Records from a collection:
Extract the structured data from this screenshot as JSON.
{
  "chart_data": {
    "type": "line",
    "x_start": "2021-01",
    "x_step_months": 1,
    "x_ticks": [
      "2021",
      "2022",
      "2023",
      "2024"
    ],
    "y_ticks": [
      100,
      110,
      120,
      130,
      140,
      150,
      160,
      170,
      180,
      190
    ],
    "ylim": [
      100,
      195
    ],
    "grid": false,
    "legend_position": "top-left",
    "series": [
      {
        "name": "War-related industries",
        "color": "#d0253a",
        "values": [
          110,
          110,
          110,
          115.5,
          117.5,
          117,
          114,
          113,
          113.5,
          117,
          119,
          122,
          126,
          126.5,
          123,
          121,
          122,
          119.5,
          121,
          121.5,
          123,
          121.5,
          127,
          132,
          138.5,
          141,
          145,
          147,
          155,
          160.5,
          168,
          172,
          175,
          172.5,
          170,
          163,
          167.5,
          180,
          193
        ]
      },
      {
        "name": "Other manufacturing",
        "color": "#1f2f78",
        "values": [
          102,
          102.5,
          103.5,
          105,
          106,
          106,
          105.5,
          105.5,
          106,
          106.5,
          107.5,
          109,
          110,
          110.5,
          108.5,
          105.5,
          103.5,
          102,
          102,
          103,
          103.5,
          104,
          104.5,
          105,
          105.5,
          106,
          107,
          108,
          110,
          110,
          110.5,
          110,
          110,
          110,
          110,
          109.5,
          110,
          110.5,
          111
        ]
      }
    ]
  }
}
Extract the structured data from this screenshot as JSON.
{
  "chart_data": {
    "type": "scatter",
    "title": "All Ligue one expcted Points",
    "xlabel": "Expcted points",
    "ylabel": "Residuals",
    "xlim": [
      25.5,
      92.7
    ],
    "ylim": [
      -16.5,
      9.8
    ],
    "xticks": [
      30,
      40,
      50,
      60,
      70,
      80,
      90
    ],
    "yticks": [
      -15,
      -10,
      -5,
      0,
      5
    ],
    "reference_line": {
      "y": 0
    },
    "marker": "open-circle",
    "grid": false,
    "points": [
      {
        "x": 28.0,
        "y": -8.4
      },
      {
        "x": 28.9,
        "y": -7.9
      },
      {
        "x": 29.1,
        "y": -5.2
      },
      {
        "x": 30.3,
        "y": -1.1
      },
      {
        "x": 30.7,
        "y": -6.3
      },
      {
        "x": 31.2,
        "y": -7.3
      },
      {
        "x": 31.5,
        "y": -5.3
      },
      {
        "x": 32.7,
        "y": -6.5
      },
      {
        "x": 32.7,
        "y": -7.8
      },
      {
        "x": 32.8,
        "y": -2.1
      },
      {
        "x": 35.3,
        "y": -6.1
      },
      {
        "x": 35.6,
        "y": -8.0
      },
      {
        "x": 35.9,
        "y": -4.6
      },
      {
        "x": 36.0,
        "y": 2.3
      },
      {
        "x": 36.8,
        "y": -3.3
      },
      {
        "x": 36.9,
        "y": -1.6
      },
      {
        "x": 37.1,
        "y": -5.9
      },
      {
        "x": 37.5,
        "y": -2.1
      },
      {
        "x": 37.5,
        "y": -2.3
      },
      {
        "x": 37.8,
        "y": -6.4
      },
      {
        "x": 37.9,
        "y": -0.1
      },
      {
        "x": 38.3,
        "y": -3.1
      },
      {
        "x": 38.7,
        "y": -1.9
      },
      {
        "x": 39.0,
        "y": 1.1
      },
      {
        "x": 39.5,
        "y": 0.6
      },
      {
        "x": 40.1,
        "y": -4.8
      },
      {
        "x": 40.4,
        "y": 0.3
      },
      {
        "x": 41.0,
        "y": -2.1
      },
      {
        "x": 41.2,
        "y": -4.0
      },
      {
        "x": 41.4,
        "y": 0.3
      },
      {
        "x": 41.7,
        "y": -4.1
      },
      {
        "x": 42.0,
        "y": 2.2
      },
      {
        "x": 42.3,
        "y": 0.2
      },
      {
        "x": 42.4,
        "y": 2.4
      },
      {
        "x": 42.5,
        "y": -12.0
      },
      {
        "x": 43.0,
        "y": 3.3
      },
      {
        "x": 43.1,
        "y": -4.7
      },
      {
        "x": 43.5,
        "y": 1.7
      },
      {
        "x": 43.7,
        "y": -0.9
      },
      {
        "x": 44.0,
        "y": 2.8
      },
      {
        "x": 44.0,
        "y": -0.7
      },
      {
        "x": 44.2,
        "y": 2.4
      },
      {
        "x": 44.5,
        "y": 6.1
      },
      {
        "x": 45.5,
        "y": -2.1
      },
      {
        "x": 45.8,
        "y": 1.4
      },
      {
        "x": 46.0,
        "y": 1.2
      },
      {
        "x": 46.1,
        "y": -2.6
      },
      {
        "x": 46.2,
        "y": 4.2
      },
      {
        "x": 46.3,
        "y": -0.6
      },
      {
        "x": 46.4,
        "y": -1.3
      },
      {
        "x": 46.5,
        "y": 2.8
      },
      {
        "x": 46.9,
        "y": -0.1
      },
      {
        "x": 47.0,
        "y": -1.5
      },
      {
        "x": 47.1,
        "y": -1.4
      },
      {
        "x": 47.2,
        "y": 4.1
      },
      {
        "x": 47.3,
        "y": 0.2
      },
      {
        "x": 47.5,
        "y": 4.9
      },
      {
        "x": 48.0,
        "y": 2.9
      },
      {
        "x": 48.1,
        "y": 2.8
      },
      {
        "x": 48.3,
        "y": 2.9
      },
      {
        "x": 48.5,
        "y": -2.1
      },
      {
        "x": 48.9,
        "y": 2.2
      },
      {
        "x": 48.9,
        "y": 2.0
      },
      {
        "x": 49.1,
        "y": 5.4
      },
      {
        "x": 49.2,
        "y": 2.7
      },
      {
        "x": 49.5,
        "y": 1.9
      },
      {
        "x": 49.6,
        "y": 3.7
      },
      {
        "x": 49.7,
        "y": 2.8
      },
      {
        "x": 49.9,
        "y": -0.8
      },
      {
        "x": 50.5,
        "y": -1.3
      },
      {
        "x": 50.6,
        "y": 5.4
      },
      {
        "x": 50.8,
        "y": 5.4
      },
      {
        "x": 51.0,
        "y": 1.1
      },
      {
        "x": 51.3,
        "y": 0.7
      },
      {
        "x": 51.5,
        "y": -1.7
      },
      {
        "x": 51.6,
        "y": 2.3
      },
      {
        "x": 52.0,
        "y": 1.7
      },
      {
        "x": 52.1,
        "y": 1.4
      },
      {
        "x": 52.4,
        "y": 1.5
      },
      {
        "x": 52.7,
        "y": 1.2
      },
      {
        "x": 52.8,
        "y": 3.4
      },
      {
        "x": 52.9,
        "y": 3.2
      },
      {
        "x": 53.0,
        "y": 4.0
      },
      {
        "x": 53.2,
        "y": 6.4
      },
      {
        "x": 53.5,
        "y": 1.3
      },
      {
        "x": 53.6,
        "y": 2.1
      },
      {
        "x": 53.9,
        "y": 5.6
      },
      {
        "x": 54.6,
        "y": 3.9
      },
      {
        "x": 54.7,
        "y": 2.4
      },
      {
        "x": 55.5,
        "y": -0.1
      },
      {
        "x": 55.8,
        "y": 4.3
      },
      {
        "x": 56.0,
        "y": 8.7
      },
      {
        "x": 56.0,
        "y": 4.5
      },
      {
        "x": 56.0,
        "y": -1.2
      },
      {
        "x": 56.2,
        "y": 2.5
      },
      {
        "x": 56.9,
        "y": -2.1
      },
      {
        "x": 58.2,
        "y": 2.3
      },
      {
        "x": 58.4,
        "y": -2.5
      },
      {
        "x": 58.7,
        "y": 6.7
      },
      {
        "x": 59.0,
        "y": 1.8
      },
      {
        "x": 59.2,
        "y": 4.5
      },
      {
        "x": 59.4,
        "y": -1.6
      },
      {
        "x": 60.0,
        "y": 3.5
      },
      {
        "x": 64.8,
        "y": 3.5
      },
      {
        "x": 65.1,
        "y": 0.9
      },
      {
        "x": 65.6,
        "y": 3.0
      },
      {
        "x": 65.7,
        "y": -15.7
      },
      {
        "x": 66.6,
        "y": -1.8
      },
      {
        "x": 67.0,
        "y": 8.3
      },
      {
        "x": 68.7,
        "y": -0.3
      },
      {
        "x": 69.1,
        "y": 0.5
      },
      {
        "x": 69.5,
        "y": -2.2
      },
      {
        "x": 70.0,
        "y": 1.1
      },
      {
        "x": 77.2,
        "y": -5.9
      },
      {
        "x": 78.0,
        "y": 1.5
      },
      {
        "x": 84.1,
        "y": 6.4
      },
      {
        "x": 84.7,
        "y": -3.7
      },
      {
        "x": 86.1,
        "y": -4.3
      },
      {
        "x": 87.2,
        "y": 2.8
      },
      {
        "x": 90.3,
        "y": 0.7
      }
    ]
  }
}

WHAT IS NEEDED: Each line with the string "name" in it needs to be found and copied.

THE REPLY:
        "name": "War-related industries",
        "name": "Other manufacturing",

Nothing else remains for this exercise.